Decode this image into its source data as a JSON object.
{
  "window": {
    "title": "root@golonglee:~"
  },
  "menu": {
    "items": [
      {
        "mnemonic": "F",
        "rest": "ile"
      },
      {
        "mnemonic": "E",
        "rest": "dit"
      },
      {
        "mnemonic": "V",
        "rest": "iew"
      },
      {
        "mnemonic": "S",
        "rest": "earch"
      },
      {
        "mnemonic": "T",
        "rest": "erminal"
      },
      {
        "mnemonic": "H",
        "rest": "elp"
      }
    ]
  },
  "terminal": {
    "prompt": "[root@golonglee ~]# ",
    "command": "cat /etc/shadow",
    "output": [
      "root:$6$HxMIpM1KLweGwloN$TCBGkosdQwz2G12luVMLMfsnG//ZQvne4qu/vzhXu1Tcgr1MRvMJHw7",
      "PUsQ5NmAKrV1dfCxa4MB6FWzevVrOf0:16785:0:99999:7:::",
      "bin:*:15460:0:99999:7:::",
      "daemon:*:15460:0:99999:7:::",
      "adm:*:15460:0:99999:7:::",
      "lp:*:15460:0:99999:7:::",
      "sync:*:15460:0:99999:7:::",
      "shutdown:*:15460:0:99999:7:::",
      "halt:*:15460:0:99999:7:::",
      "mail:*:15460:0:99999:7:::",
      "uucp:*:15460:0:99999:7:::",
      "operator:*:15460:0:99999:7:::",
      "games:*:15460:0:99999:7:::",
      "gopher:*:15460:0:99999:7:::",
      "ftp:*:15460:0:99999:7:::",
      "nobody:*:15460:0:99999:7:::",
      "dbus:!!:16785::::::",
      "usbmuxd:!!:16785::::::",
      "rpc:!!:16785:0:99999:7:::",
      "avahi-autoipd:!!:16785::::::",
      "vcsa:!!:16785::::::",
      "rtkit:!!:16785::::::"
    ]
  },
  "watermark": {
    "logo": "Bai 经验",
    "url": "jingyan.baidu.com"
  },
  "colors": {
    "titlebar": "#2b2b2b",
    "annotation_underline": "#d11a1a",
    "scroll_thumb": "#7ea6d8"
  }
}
= = = =
## WORK TO DO:
Locate all lines that include the word "root" and copy them out.

## EXERCISE RESPONSE:
    "title": "root@golonglee:~"
    "prompt": "[root@golonglee ~]# ",
      "root:$6$HxMIpM1KLweGwloN$TCBGkosdQwz2G12luVMLMfsnG//ZQvne4qu/vzhXu1Tcgr1MRvMJHw7",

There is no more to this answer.